Exercise: Each line of the listing that contains the word "file" is to be copied.

**** Extracted records

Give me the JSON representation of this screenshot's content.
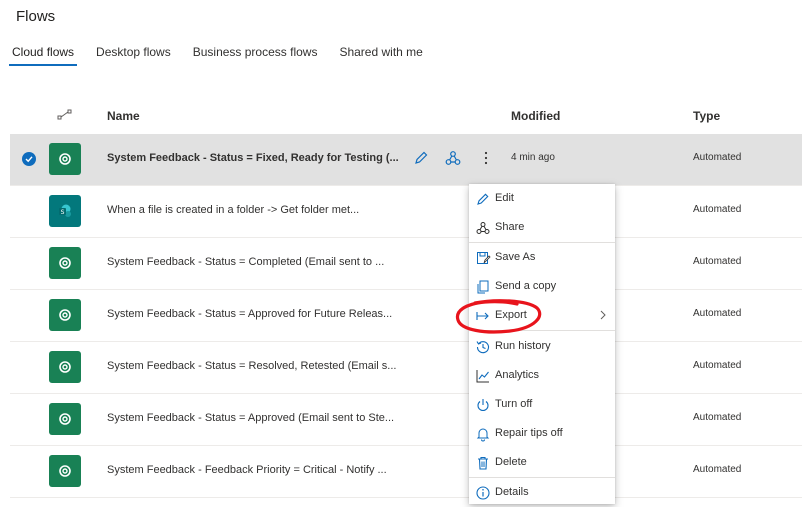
{
  "page": {
    "title": "Flows"
  },
  "tabs": [
    {
      "label": "Cloud flows",
      "active": true
    },
    {
      "label": "Desktop flows",
      "active": false
    },
    {
      "label": "Business process flows",
      "active": false
    },
    {
      "label": "Shared with me",
      "active": false
    }
  ],
  "table": {
    "headers": {
      "name": "Name",
      "modified": "Modified",
      "type": "Type"
    },
    "rows": [
      {
        "name": "System Feedback - Status = Fixed, Ready for Testing (...",
        "modified": "4 min ago",
        "type": "Automated",
        "icon": "power-automate-icon",
        "selected": true
      },
      {
        "name": "When a file is created in a folder -> Get folder met...",
        "modified": "",
        "type": "Automated",
        "icon": "sharepoint-icon",
        "selected": false
      },
      {
        "name": "System Feedback - Status = Completed (Email sent to ...",
        "modified": "",
        "type": "Automated",
        "icon": "power-automate-icon",
        "selected": false
      },
      {
        "name": "System Feedback - Status = Approved for Future Releas...",
        "modified": "",
        "type": "Automated",
        "icon": "power-automate-icon",
        "selected": false
      },
      {
        "name": "System Feedback - Status = Resolved, Retested (Email s...",
        "modified": "",
        "type": "Automated",
        "icon": "power-automate-icon",
        "selected": false
      },
      {
        "name": "System Feedback - Status = Approved (Email sent to Ste...",
        "modified": "",
        "type": "Automated",
        "icon": "power-automate-icon",
        "selected": false
      },
      {
        "name": "System Feedback - Feedback Priority = Critical - Notify ...",
        "modified": "",
        "type": "Automated",
        "icon": "power-automate-icon",
        "selected": false
      }
    ]
  },
  "context_menu": {
    "items": [
      {
        "label": "Edit",
        "icon": "pencil-icon"
      },
      {
        "label": "Share",
        "icon": "share-icon"
      },
      {
        "label": "Save As",
        "icon": "save-as-icon"
      },
      {
        "label": "Send a copy",
        "icon": "copy-icon"
      },
      {
        "label": "Export",
        "icon": "export-icon",
        "submenu": true
      },
      {
        "label": "Run history",
        "icon": "history-icon"
      },
      {
        "label": "Analytics",
        "icon": "analytics-icon"
      },
      {
        "label": "Turn off",
        "icon": "power-icon"
      },
      {
        "label": "Repair tips off",
        "icon": "bell-icon"
      },
      {
        "label": "Delete",
        "icon": "trash-icon"
      },
      {
        "label": "Details",
        "icon": "info-icon"
      }
    ]
  },
  "colors": {
    "accent": "#0f6cbd",
    "flow_icon_bg": "#198155",
    "sharepoint_icon_bg": "#03787c",
    "selected_row_bg": "#e1e1e1",
    "annotation": "#e8141c"
  }
}
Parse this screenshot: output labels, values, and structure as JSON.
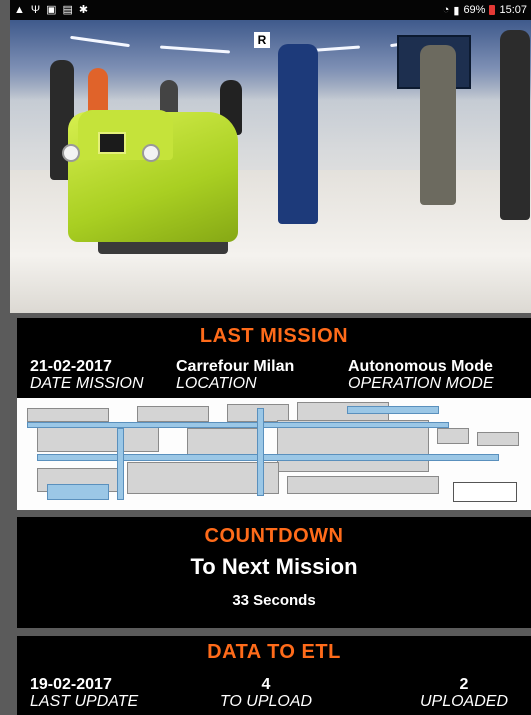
{
  "statusbar": {
    "left_icons": [
      "warning-icon",
      "usb-icon",
      "gallery-icon",
      "file-icon",
      "settings-icon"
    ],
    "battery": "69%",
    "time": "15:07"
  },
  "hero": {
    "sign_letter": "R"
  },
  "last_mission": {
    "title": "LAST MISSION",
    "date": "21-02-2017",
    "date_label": "DATE MISSION",
    "location": "Carrefour Milan",
    "location_label": "LOCATION",
    "mode": "Autonomous Mode",
    "mode_label": "OPERATION MODE"
  },
  "countdown": {
    "title": "COUNTDOWN",
    "subtitle": "To Next Mission",
    "seconds": "33 Seconds"
  },
  "etl": {
    "title": "DATA TO ETL",
    "last_update": "19-02-2017",
    "last_update_label": "LAST UPDATE",
    "to_upload": "4",
    "to_upload_label": "TO UPLOAD",
    "uploaded": "2",
    "uploaded_label": "UPLOADED"
  },
  "colors": {
    "accent": "#ff6b1a",
    "panel": "#000000",
    "background": "#5b5b5b"
  }
}
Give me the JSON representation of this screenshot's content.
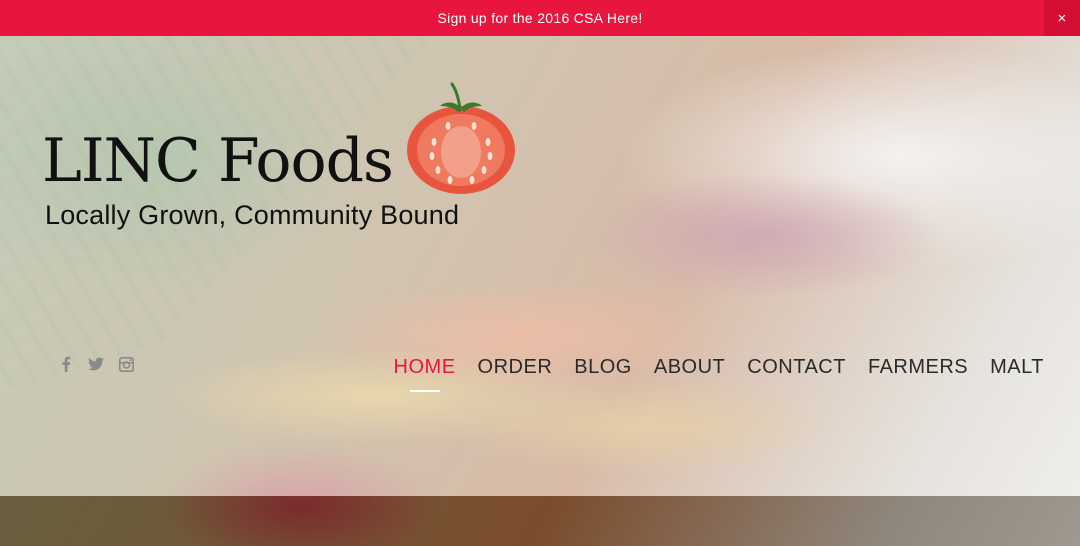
{
  "announcement": {
    "text": "Sign up for the 2016 CSA Here!",
    "close_label": "×"
  },
  "logo": {
    "name_text": "LINC Foods",
    "tagline": "Locally Grown, Community Bound"
  },
  "social": [
    {
      "icon": "facebook-icon",
      "glyph": "f"
    },
    {
      "icon": "twitter-icon",
      "glyph": "twitter"
    },
    {
      "icon": "instagram-icon",
      "glyph": "instagram"
    }
  ],
  "nav": {
    "items": [
      {
        "label": "HOME",
        "active": true
      },
      {
        "label": "ORDER"
      },
      {
        "label": "BLOG"
      },
      {
        "label": "ABOUT"
      },
      {
        "label": "CONTACT"
      },
      {
        "label": "FARMERS"
      },
      {
        "label": "MALT"
      }
    ]
  },
  "colors": {
    "accent": "#e8163f",
    "nav_text": "#2a2a2a",
    "social_icon": "#8a8a8a"
  }
}
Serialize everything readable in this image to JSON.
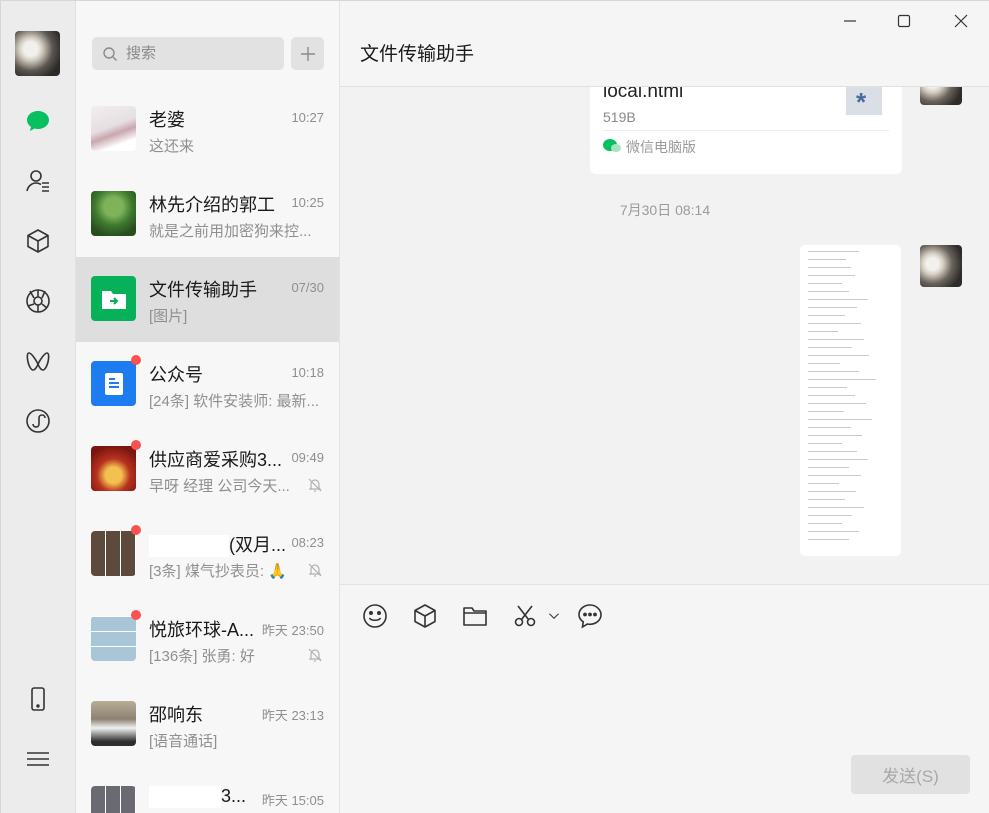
{
  "nav": {
    "items": [
      "chats-icon",
      "contacts-icon",
      "favorites-icon",
      "moments-icon",
      "channels-icon",
      "mini-programs-icon"
    ],
    "active_color": "#07c160"
  },
  "search": {
    "placeholder": "搜索"
  },
  "chats": [
    {
      "name": "老婆",
      "time": "10:27",
      "preview": "这还来",
      "unread": false,
      "muted": false,
      "active": false
    },
    {
      "name": "林先介绍的郭工",
      "time": "10:25",
      "preview": "就是之前用加密狗来控...",
      "unread": false,
      "muted": false,
      "active": false
    },
    {
      "name": "文件传输助手",
      "time": "07/30",
      "preview": "[图片]",
      "unread": false,
      "muted": false,
      "active": true
    },
    {
      "name": "公众号",
      "time": "10:18",
      "preview": "[24条] 软件安装师: 最新...",
      "unread": true,
      "muted": false,
      "active": false
    },
    {
      "name": "供应商爱采购3...",
      "time": "09:49",
      "preview": "早呀 经理 公司今天...",
      "unread": true,
      "muted": true,
      "active": false
    },
    {
      "name": "(双月...",
      "time": "08:23",
      "preview": "[3条] 煤气抄表员: 🙏",
      "unread": true,
      "muted": true,
      "active": false
    },
    {
      "name": "悦旅环球-A...",
      "time": "昨天 23:50",
      "preview": "[136条] 张勇: 好",
      "unread": true,
      "muted": true,
      "active": false
    },
    {
      "name": "邵响东",
      "time": "昨天 23:13",
      "preview": "[语音通话]",
      "unread": false,
      "muted": false,
      "active": false
    },
    {
      "name": "3...",
      "time": "昨天 15:05",
      "preview": "",
      "unread": false,
      "muted": false,
      "active": false
    }
  ],
  "main": {
    "title": "文件传输助手",
    "file": {
      "name": "local.html",
      "size": "519B",
      "source": "微信电脑版"
    },
    "timestamp": "7月30日 08:14",
    "send_label": "发送(S)"
  }
}
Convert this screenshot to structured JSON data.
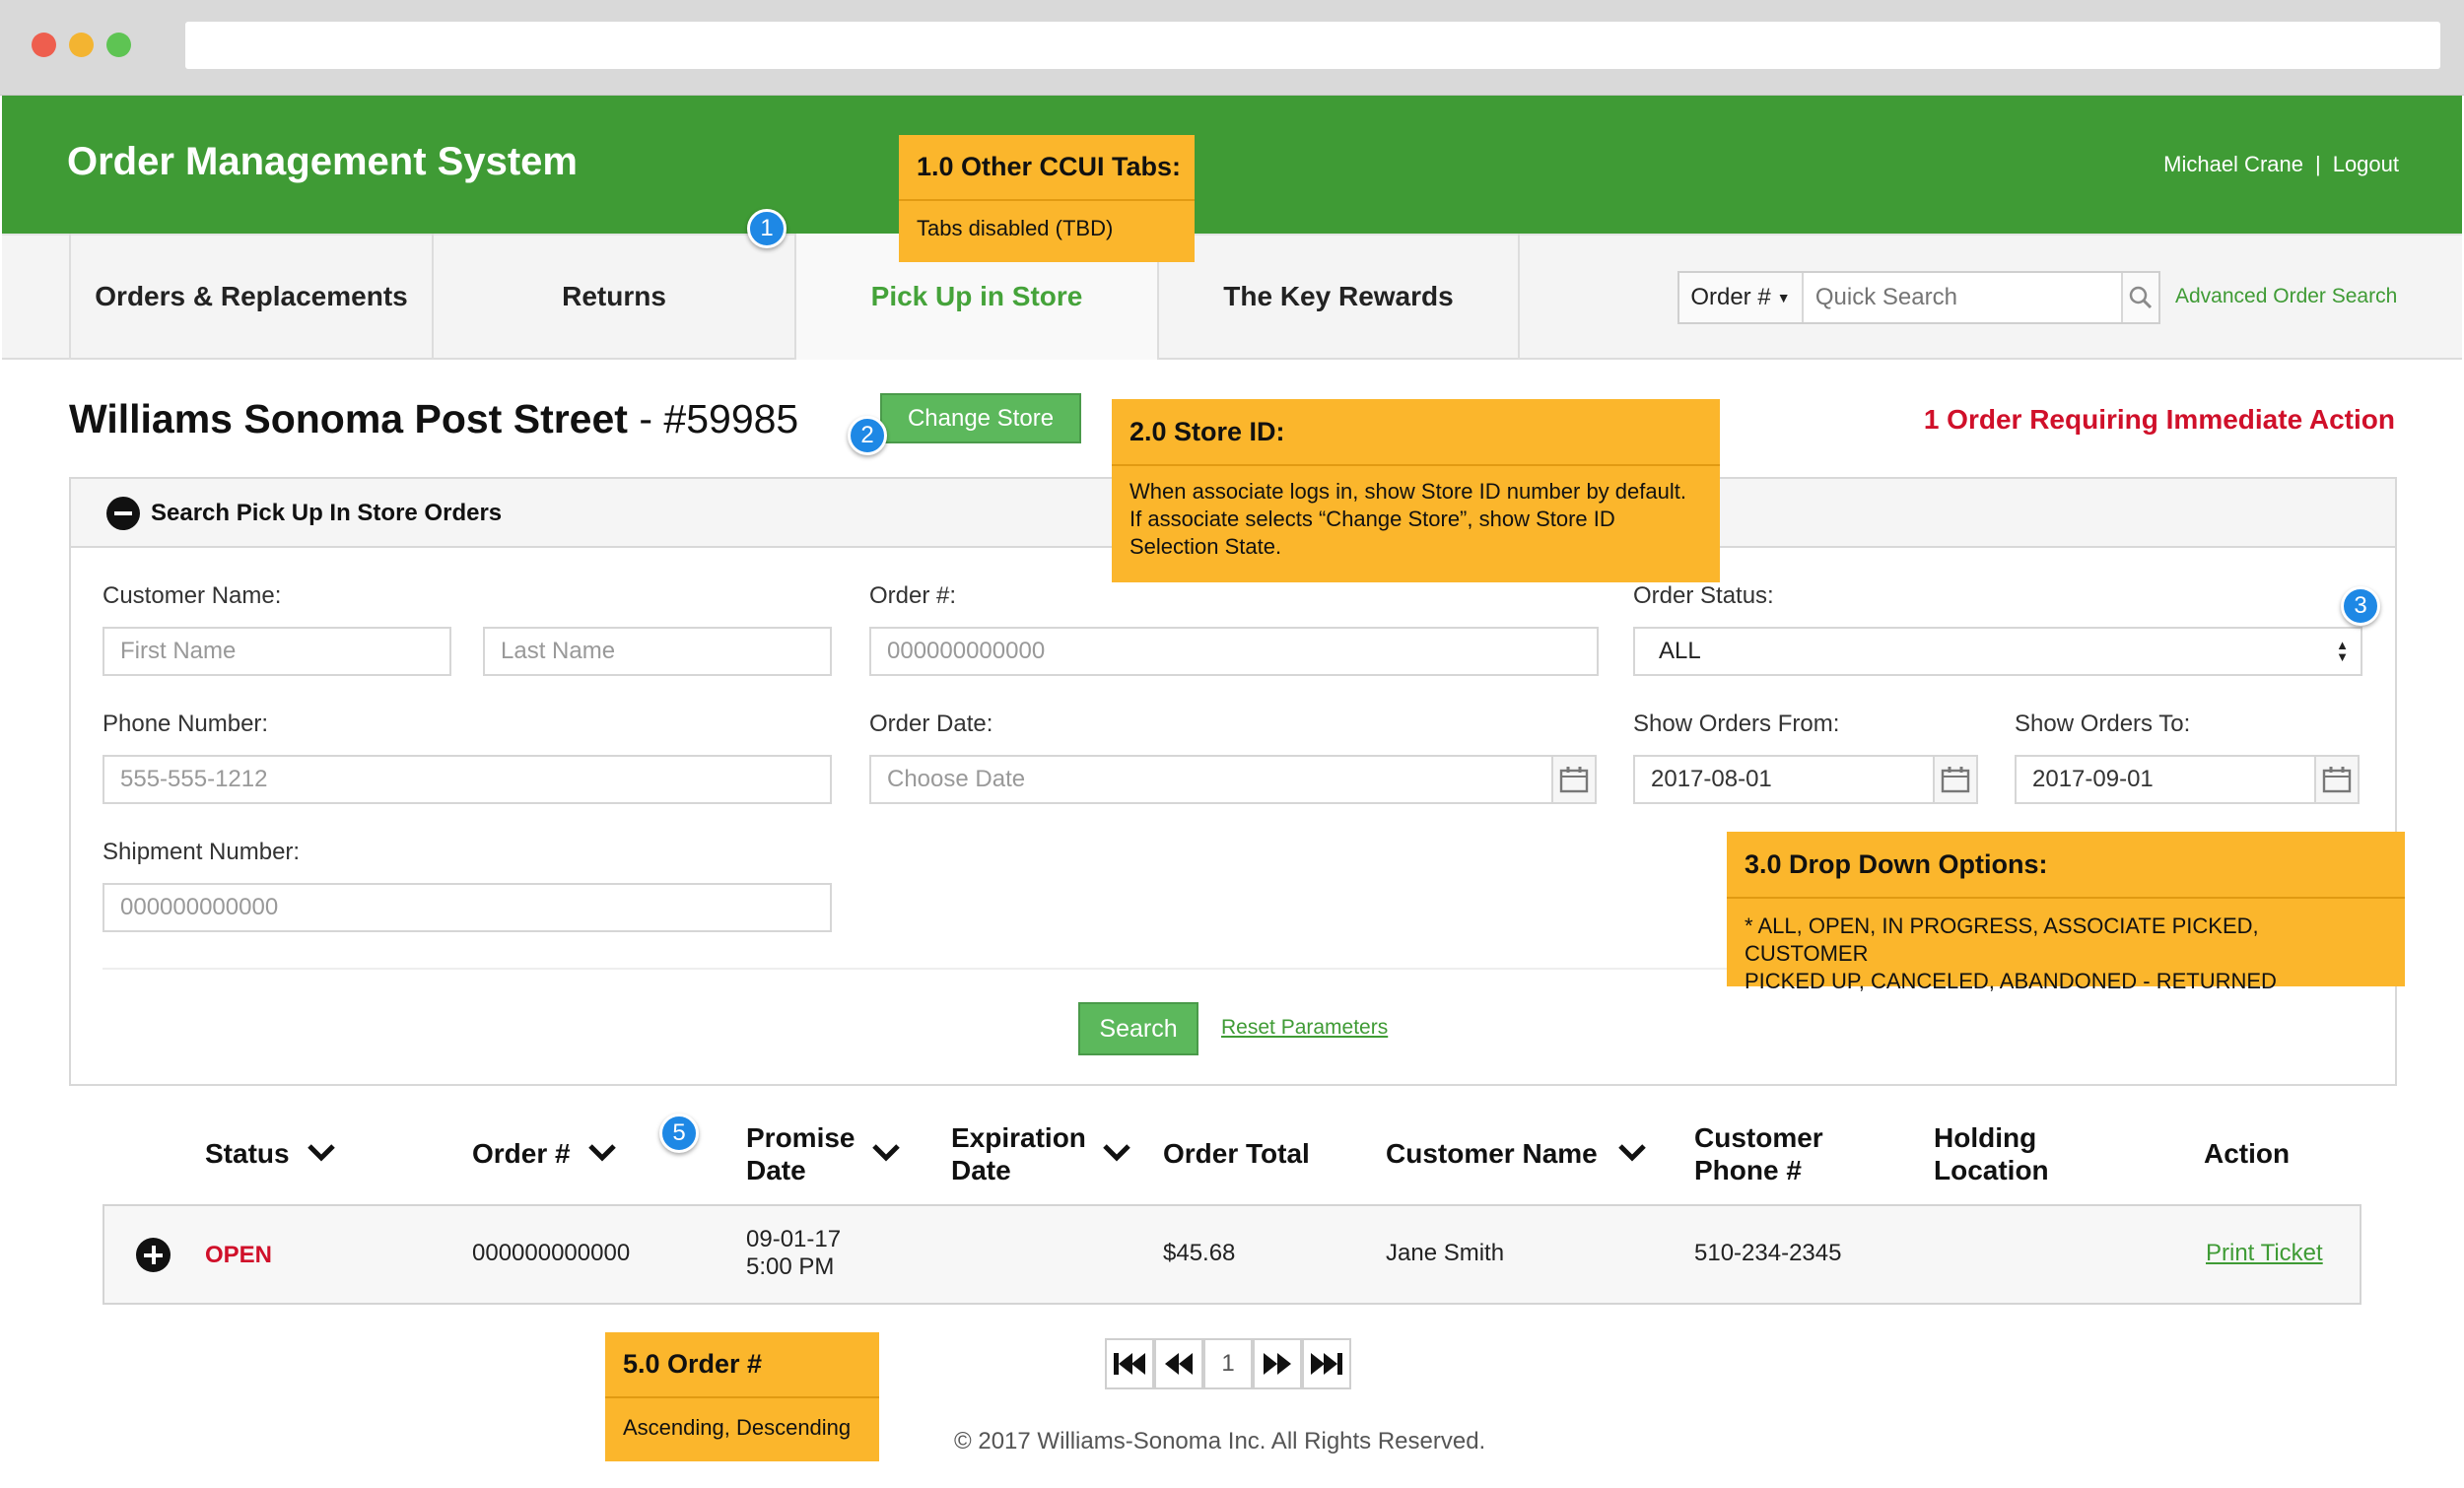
{
  "header": {
    "app_title": "Order Management System",
    "user_name": "Michael Crane",
    "separator": "|",
    "logout_label": "Logout"
  },
  "nav": {
    "tabs": [
      {
        "label": "Orders & Replacements",
        "active": false
      },
      {
        "label": "Returns",
        "active": false
      },
      {
        "label": "Pick Up in Store",
        "active": true
      },
      {
        "label": "The Key Rewards",
        "active": false
      }
    ],
    "order_type_label": "Order #",
    "quick_search_placeholder": "Quick Search",
    "advanced_search_label": "Advanced Order Search"
  },
  "store": {
    "name": "Williams Sonoma Post Street",
    "dash": "-",
    "number": "#59985",
    "change_store_label": "Change Store",
    "urgent_text": "1 Order Requiring Immediate Action"
  },
  "search_panel": {
    "title": "Search Pick Up In Store Orders",
    "customer_name_label": "Customer Name:",
    "first_name_placeholder": "First Name",
    "last_name_placeholder": "Last Name",
    "order_number_label": "Order #:",
    "order_number_placeholder": "000000000000",
    "order_status_label": "Order Status:",
    "order_status_value": "ALL",
    "phone_label": "Phone Number:",
    "phone_placeholder": "555-555-1212",
    "order_date_label": "Order Date:",
    "order_date_placeholder": "Choose Date",
    "from_label": "Show Orders From:",
    "from_value": "2017-08-01",
    "to_label": "Show Orders To:",
    "to_value": "2017-09-01",
    "shipment_label": "Shipment Number:",
    "shipment_placeholder": "000000000000",
    "search_label": "Search",
    "reset_label": "Reset Parameters"
  },
  "table": {
    "columns": [
      {
        "line1": "Status",
        "line2": ""
      },
      {
        "line1": "Order #",
        "line2": ""
      },
      {
        "line1": "Promise",
        "line2": "Date"
      },
      {
        "line1": "Expiration",
        "line2": "Date"
      },
      {
        "line1": "Order Total",
        "line2": ""
      },
      {
        "line1": "Customer Name",
        "line2": ""
      },
      {
        "line1": "Customer",
        "line2": "Phone #"
      },
      {
        "line1": "Holding",
        "line2": "Location"
      },
      {
        "line1": "Action",
        "line2": ""
      }
    ],
    "rows": [
      {
        "status": "OPEN",
        "order_number": "000000000000",
        "promise_date": "09-01-17",
        "promise_time": "5:00 PM",
        "order_total": "$45.68",
        "customer_name": "Jane Smith",
        "customer_phone": "510-234-2345",
        "action": "Print Ticket"
      }
    ]
  },
  "pagination": {
    "current_page": "1"
  },
  "footer": {
    "copyright": "© 2017 Williams-Sonoma Inc. All Rights Reserved."
  },
  "annotations": [
    {
      "badge": "1",
      "title": "1.0 Other CCUI Tabs:",
      "body": "Tabs disabled (TBD)"
    },
    {
      "badge": "2",
      "title": "2.0 Store ID:",
      "body_lines": [
        "When associate logs in, show Store ID number by default.",
        "If associate selects “Change Store”, show Store ID",
        "Selection State."
      ]
    },
    {
      "badge": "3",
      "title": "3.0 Drop Down Options:",
      "body_lines": [
        "* ALL, OPEN, IN PROGRESS, ASSOCIATE PICKED, CUSTOMER",
        "PICKED UP, CANCELED, ABANDONED - RETURNED"
      ]
    },
    {
      "badge": "5",
      "title": "5.0 Order #",
      "body": "Ascending, Descending"
    }
  ],
  "colors": {
    "header_green": "#3f9b35",
    "active_tab_green": "#45a33a",
    "button_green": "#5cb85c",
    "alert_red": "#d0102a",
    "note_orange": "#fbb62c",
    "badge_blue": "#1e88e5"
  }
}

********

Complete response:
        "name": "When a file is created in a folder -> Get folder met...",
      "file-icon",
    "file": {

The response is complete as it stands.